Не хочу хулить свою участковую: она тоже была опытным, умным врачом. Но ох, как я и мои подружки по несчастью завидовали тем, кому посчастливилось проживать на соседнем участке. Быть там прописанными.

Я бы очень хотела перейти к ней, но была на веки вечные, пожизненно привязана, прикреплена адресом, пропиской, регистрацией к злющей, психованной старой деве. Такое было тогда (да и сейчас абсолютно сохранилось) крепостное медицинское право.

* * *

Лечебница с грязями и ваннами, куда я приехала подлечиться. Санаторий успешно специализируется на женском бесплодии. В музее санатория за стеклом — письма от благодарных женщин со всей страны. Они лечились здесь и обрели счастье материнства. Здорово обнадёживает.

» **Выдержка из данных**:
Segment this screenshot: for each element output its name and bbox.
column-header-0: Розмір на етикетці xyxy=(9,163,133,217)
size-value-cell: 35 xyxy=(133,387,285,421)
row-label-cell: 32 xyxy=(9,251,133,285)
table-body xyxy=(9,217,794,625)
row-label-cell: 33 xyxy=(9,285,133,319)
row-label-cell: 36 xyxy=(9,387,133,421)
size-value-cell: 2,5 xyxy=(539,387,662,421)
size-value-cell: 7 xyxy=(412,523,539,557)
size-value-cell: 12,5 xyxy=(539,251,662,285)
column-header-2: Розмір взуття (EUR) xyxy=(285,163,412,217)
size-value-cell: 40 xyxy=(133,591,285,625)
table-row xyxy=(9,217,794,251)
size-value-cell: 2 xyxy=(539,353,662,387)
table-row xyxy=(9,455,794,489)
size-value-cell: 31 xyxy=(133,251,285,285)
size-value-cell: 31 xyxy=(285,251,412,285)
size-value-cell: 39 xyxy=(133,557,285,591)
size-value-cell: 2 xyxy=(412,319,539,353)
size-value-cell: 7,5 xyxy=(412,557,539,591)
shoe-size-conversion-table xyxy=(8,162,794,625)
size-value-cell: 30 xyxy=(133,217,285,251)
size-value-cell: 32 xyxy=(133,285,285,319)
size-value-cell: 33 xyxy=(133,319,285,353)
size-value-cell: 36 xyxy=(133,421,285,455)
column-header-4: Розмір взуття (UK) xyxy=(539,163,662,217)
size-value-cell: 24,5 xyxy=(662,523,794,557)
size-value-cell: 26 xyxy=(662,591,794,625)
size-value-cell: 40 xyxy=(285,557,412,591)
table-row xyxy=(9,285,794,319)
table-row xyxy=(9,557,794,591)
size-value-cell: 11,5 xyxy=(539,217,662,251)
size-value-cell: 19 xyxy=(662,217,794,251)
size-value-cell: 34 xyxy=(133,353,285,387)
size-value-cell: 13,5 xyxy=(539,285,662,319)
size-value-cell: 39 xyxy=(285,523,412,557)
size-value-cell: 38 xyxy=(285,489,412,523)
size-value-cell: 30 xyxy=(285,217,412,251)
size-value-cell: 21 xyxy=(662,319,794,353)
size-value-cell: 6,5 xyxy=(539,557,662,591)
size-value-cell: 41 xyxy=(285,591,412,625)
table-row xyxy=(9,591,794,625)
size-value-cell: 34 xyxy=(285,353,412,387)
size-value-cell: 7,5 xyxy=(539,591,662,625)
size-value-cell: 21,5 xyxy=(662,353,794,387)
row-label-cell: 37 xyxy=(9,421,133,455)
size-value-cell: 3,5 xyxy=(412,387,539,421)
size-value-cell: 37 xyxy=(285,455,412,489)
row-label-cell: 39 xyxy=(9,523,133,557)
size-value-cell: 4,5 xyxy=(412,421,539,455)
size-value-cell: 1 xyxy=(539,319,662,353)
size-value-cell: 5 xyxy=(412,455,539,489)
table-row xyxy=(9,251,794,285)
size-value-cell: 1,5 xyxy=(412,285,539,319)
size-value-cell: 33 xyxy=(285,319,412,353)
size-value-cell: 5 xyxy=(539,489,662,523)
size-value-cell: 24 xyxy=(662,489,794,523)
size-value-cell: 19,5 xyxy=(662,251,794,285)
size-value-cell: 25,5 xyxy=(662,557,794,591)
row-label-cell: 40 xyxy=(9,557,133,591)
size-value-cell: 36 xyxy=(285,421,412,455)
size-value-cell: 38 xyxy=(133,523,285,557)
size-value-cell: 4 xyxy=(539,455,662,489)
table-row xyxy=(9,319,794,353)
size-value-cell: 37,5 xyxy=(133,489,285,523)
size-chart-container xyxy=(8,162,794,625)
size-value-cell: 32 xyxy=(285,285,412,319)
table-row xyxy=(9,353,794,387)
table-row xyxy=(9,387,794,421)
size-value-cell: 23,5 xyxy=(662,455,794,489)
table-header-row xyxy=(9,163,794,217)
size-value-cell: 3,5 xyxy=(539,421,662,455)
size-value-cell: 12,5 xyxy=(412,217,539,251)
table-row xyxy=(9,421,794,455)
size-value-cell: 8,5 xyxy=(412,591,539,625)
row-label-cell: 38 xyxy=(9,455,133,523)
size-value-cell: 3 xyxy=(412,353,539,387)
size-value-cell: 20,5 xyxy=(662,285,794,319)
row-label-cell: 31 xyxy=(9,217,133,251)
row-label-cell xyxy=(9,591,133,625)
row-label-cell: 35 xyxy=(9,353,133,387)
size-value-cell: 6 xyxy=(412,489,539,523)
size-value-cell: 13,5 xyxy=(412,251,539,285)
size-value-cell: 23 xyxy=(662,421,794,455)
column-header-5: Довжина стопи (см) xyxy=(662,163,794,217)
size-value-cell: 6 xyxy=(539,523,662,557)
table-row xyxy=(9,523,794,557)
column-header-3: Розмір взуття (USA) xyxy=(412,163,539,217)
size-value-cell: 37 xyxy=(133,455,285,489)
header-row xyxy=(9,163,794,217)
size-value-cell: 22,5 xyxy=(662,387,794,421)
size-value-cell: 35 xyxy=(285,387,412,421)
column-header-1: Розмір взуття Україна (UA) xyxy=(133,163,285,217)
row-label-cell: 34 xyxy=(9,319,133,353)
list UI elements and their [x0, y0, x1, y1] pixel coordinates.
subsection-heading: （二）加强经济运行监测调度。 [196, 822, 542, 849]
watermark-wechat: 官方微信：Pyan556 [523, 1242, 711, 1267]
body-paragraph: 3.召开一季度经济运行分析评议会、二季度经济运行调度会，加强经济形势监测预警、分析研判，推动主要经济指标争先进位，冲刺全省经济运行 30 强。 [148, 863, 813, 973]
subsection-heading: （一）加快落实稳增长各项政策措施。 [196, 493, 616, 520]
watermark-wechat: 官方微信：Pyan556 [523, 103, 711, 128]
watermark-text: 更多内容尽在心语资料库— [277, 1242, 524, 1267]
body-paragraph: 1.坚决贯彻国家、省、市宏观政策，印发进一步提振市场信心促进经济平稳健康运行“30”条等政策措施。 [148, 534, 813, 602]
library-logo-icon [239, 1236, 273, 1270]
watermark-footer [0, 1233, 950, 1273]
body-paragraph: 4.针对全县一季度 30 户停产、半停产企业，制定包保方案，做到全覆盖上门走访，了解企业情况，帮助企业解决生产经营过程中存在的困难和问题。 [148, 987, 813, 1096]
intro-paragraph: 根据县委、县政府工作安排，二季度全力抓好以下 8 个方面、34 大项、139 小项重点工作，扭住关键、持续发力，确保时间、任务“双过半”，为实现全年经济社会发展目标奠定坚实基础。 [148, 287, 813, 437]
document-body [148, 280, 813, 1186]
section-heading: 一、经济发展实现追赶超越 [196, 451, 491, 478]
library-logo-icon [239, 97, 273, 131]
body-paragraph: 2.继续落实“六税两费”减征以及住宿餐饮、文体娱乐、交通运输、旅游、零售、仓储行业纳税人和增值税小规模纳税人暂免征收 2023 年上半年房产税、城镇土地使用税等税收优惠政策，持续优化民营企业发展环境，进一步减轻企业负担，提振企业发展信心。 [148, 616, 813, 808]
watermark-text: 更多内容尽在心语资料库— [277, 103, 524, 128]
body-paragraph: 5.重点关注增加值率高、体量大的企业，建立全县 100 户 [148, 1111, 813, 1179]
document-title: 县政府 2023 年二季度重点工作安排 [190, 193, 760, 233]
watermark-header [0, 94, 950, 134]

» **Задания**:
• A. Ответьте на вопросы по отрывку, каждый ответ на отдельной строке с той же пометкой:
(i) Как в отрывке названо право, по которому человек прикреплён к врачу адресом и пропиской?
(ii) На чём специализируется санаторий?
(iii) Что лежит за стеклом в музее санатория?
• B. Согласуются ли с отрывком эти утверждения? Для каждого ответьте «да» или «нет» и приведите решающие слова отрывка в кавычках.
(i) Свою участковую рассказ называет опытным, умным врачом.
(ii) В лечебнице лечат только ваннами, без грязей.
(iii) Прикрепление к врачу по прописке сейчас отменено.
Записи никак не связаны с отрывком.

» **Ответы по пунктам**:
• A.
(i) Крепостное медицинское право.
(ii) На женском бесплодии.
(iii) Письма от благодарных женщин со всей страны.

• B.
(i) Да: «она тоже была опытным, умным врачом».
(ii) Нет: «Лечебница с грязями и ваннами».
(iii) Нет: «да и сейчас абсолютно сохранилось».